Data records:
:::

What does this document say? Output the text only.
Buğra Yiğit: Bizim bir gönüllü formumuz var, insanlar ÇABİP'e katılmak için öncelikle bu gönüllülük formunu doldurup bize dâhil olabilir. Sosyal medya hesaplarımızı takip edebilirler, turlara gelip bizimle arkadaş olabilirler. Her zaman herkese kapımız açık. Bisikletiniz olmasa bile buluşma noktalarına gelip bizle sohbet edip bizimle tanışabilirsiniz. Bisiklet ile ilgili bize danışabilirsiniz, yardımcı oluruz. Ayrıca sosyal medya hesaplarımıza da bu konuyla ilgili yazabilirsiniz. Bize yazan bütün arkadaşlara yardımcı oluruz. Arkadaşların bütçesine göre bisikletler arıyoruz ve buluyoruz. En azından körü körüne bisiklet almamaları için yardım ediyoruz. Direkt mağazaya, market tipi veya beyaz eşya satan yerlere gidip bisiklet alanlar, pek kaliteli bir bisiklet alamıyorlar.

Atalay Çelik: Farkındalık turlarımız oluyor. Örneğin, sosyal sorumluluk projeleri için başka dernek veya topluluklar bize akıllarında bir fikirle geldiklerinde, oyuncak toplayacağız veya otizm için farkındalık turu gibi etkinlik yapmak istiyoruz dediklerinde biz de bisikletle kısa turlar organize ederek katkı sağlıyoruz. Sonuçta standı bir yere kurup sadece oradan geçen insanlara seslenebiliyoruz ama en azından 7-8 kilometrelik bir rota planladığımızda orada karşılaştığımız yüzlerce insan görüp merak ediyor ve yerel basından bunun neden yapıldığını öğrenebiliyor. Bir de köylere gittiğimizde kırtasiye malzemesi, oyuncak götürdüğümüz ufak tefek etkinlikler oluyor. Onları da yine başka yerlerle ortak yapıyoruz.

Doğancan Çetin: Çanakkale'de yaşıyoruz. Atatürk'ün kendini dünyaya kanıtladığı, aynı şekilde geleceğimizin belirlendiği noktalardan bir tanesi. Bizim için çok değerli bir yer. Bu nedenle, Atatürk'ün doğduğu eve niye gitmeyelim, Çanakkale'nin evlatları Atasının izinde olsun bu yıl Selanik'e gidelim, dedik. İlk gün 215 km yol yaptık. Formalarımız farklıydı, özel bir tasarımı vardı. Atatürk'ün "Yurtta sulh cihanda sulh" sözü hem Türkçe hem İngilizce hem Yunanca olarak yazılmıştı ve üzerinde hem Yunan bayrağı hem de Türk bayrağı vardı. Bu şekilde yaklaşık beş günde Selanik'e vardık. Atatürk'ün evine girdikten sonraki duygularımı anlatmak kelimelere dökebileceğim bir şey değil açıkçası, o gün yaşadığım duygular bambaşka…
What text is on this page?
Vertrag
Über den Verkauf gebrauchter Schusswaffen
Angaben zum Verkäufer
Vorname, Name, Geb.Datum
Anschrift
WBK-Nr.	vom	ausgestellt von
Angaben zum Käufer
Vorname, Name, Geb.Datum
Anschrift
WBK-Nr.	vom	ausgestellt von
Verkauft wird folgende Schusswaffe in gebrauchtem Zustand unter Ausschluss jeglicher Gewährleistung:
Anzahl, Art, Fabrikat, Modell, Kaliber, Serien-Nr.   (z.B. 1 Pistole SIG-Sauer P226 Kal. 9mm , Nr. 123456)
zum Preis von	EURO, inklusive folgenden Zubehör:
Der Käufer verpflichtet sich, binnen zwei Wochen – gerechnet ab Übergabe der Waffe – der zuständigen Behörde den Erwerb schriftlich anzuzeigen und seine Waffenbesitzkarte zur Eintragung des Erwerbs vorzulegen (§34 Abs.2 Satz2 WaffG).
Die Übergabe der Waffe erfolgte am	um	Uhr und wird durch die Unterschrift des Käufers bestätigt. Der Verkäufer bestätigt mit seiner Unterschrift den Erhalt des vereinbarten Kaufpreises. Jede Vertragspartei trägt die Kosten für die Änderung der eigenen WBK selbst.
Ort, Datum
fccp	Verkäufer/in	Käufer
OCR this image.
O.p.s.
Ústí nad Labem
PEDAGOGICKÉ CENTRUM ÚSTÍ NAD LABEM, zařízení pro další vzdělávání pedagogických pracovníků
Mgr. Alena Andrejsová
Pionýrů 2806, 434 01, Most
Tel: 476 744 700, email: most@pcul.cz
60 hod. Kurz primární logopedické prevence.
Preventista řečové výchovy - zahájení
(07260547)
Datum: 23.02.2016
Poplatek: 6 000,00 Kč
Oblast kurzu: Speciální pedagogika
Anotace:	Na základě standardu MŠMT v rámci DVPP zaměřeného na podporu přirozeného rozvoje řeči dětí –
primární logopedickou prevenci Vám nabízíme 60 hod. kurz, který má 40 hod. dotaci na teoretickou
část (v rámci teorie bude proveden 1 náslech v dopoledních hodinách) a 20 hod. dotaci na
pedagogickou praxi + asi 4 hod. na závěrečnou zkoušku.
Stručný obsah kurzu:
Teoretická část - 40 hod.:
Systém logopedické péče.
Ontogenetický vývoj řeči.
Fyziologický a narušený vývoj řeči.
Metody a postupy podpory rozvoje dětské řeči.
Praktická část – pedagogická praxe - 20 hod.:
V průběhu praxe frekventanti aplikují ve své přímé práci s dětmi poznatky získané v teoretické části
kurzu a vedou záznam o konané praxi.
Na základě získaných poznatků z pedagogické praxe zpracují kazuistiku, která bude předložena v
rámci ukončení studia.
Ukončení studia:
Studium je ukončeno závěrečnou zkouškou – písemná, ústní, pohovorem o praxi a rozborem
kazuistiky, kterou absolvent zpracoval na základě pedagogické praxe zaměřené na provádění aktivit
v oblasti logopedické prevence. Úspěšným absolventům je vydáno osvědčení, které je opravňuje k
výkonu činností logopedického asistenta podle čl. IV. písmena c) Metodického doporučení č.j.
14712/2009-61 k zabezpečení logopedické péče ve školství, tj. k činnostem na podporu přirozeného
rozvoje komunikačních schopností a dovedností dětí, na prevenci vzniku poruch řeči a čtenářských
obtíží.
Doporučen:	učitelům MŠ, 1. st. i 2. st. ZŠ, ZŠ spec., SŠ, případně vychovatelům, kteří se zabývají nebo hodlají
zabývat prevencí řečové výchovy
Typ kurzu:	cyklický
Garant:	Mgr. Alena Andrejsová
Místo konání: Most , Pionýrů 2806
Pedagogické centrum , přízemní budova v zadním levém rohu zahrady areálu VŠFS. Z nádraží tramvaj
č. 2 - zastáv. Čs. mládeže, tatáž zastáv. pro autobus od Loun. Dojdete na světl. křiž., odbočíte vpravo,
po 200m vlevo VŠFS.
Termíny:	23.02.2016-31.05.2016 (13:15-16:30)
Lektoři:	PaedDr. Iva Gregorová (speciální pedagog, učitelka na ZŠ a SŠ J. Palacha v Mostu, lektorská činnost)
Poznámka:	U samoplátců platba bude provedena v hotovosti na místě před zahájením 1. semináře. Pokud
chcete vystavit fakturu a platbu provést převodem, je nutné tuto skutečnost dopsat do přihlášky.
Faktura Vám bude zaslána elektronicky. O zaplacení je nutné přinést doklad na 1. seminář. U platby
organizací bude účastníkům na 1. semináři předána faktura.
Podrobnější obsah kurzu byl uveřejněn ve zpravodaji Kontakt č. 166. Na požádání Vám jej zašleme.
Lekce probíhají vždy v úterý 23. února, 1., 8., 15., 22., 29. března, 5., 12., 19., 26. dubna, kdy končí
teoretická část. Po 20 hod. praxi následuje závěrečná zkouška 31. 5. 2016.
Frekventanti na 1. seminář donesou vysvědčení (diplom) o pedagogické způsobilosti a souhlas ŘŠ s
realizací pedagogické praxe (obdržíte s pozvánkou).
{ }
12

:::

▶ _The problem_
Output the lines above verbatim and in full.

▶ _Correct output_
What does this document say? Output the text only.
Buğra Yiğit: Bizim bir gönüllü formumuz var, insanlar ÇABİP'e katılmak için öncelikle bu gönüllülük formunu doldurup bize dâhil olabilir. Sosyal medya hesaplarımızı takip edebilirler, turlara gelip bizimle arkadaş olabilirler. Her zaman herkese kapımız açık. Bisikletiniz olmasa bile buluşma noktalarına gelip bizle sohbet edip bizimle tanışabilirsiniz. Bisiklet ile ilgili bize danışabilirsiniz, yardımcı oluruz. Ayrıca sosyal medya hesaplarımıza da bu konuyla ilgili yazabilirsiniz. Bize yazan bütün arkadaşlara yardımcı oluruz. Arkadaşların bütçesine göre bisikletler arıyoruz ve buluyoruz. En azından körü körüne bisiklet almamaları için yardım ediyoruz. Direkt mağazaya, market tipi veya beyaz eşya satan yerlere gidip bisiklet alanlar, pek kaliteli bir bisiklet alamıyorlar.

Atalay Çelik: Farkındalık turlarımız oluyor. Örneğin, sosyal sorumluluk projeleri için başka dernek veya topluluklar bize akıllarında bir fikirle geldiklerinde, oyuncak toplayacağız veya otizm için farkındalık turu gibi etkinlik yapmak istiyoruz dediklerinde biz de bisikletle kısa turlar organize ederek katkı sağlıyoruz. Sonuçta standı bir yere kurup sadece oradan geçen insanlara seslenebiliyoruz ama en azından 7-8 kilometrelik bir rota planladığımızda orada karşılaştığımız yüzlerce insan görüp merak ediyor ve yerel basından bunun neden yapıldığını öğrenebiliyor. Bir de köylere gittiğimizde kırtasiye malzemesi, oyuncak götürdüğümüz ufak tefek etkinlikler oluyor. Onları da yine başka yerlerle ortak yapıyoruz.

Doğancan Çetin: Çanakkale'de yaşıyoruz. Atatürk'ün kendini dünyaya kanıtladığı, aynı şekilde geleceğimizin belirlendiği noktalardan bir tanesi. Bizim için çok değerli bir yer. Bu nedenle, Atatürk'ün doğduğu eve niye gitmeyelim, Çanakkale'nin evlatları Atasının izinde olsun bu yıl Selanik'e gidelim, dedik. İlk gün 215 km yol yaptık. Formalarımız farklıydı, özel bir tasarımı vardı. Atatürk'ün "Yurtta sulh cihanda sulh" sözü hem Türkçe hem İngilizce hem Yunanca olarak yazılmıştı ve üzerinde hem Yunan bayrağı hem de Türk bayrağı vardı. Bu şekilde yaklaşık beş günde Selanik'e vardık. Atatürk'ün evine girdikten sonraki duygularımı anlatmak kelimelere dökebileceğim bir şey değil açıkçası, o gün yaşadığım duygular bambaşka…
What text is on this page?
Vertrag
Über den Verkauf gebrauchter Schusswaffen
Angaben zum Verkäufer
Vorname, Name, Geb.Datum
Anschrift
WBK-Nr.	vom	ausgestellt von
Angaben zum Käufer
Vorname, Name, Geb.Datum
Anschrift
WBK-Nr.	vom	ausgestellt von
Verkauft wird folgende Schusswaffe in gebrauchtem Zustand unter Ausschluss jeglicher Gewährleistung:
Anzahl, Art, Fabrikat, Modell, Kaliber, Serien-Nr.   (z.B. 1 Pistole SIG-Sauer P226 Kal. 9mm , Nr. 123456)
zum Preis von	EURO, inklusive folgenden Zubehör:
Der Käufer verpflichtet sich, binnen zwei Wochen – gerechnet ab Übergabe der Waffe – der zuständigen Behörde den Erwerb schriftlich anzuzeigen und seine Waffenbesitzkarte zur Eintragung des Erwerbs vorzulegen (§34 Abs.2 Satz2 WaffG).
Die Übergabe der Waffe erfolgte am	um	Uhr und wird durch die Unterschrift des Käufers bestätigt. Der Verkäufer bestätigt mit seiner Unterschrift den Erhalt des vereinbarten Kaufpreises. Jede Vertragspartei trägt die Kosten für die Änderung der eigenen WBK selbst.
Ort, Datum
fccp	Verkäufer/in	Käufer
OCR this image.
O.p.s.
Ústí nad Labem
PEDAGOGICKÉ CENTRUM ÚSTÍ NAD LABEM, zařízení pro další vzdělávání pedagogických pracovníků
Mgr. Alena Andrejsová
Pionýrů 2806, 434 01, Most
Tel: 476 744 700, email: most@pcul.cz
60 hod. Kurz primární logopedické prevence.
Preventista řečové výchovy - zahájení
(07260547)
Datum: 23.02.2016
Poplatek: 6 000,00 Kč
Oblast kurzu: Speciální pedagogika
Anotace:	Na základě standardu MŠMT v rámci DVPP zaměřeného na podporu přirozeného rozvoje řeči dětí –
primární logopedickou prevenci Vám nabízíme 60 hod. kurz, který má 40 hod. dotaci na teoretickou
část (v rámci teorie bude proveden 1 náslech v dopoledních hodinách) a 20 hod. dotaci na
pedagogickou praxi + asi 4 hod. na závěrečnou zkoušku.
Stručný obsah kurzu:
Teoretická část - 40 hod.:
Systém logopedické péče.
Ontogenetický vývoj řeči.
Fyziologický a narušený vývoj řeči.
Metody a postupy podpory rozvoje dětské řeči.
Praktická část – pedagogická praxe - 20 hod.:
V průběhu praxe frekventanti aplikují ve své přímé práci s dětmi poznatky získané v teoretické části
kurzu a vedou záznam o konané praxi.
Na základě získaných poznatků z pedagogické praxe zpracují kazuistiku, která bude předložena v
rámci ukončení studia.
Ukončení studia:
Studium je ukončeno závěrečnou zkouškou – písemná, ústní, pohovorem o praxi a rozborem
kazuistiky, kterou absolvent zpracoval na základě pedagogické praxe zaměřené na provádění aktivit
v oblasti logopedické prevence. Úspěšným absolventům je vydáno osvědčení, které je opravňuje k
výkonu činností logopedického asistenta podle čl. IV. písmena c) Metodického doporučení č.j.
14712/2009-61 k zabezpečení logopedické péče ve školství, tj. k činnostem na podporu přirozeného
rozvoje komunikačních schopností a dovedností dětí, na prevenci vzniku poruch řeči a čtenářských
obtíží.
Doporučen:	učitelům MŠ, 1. st. i 2. st. ZŠ, ZŠ spec., SŠ, případně vychovatelům, kteří se zabývají nebo hodlají
zabývat prevencí řečové výchovy
Typ kurzu:	cyklický
Garant:	Mgr. Alena Andrejsová
Místo konání: Most , Pionýrů 2806
Pedagogické centrum , přízemní budova v zadním levém rohu zahrady areálu VŠFS. Z nádraží tramvaj
č. 2 - zastáv. Čs. mládeže, tatáž zastáv. pro autobus od Loun. Dojdete na světl. křiž., odbočíte vpravo,
po 200m vlevo VŠFS.
Termíny:	23.02.2016-31.05.2016 (13:15-16:30)
Lektoři:	PaedDr. Iva Gregorová (speciální pedagog, učitelka na ZŠ a SŠ J. Palacha v Mostu, lektorská činnost)
Poznámka:	U samoplátců platba bude provedena v hotovosti na místě před zahájením 1. semináře. Pokud
chcete vystavit fakturu a platbu provést převodem, je nutné tuto skutečnost dopsat do přihlášky.
Faktura Vám bude zaslána elektronicky. O zaplacení je nutné přinést doklad na 1. seminář. U platby
organizací bude účastníkům na 1. semináři předána faktura.
Podrobnější obsah kurzu byl uveřejněn ve zpravodaji Kontakt č. 166. Na požádání Vám jej zašleme.
Lekce probíhají vždy v úterý 23. února, 1., 8., 15., 22., 29. března, 5., 12., 19., 26. dubna, kdy končí
teoretická část. Po 20 hod. praxi následuje závěrečná zkouška 31. 5. 2016.
Frekventanti na 1. seminář donesou vysvědčení (diplom) o pedagogické způsobilosti a souhlas ŘŠ s
realizací pedagogické praxe (obdržíte s pozvánkou).
{ }
12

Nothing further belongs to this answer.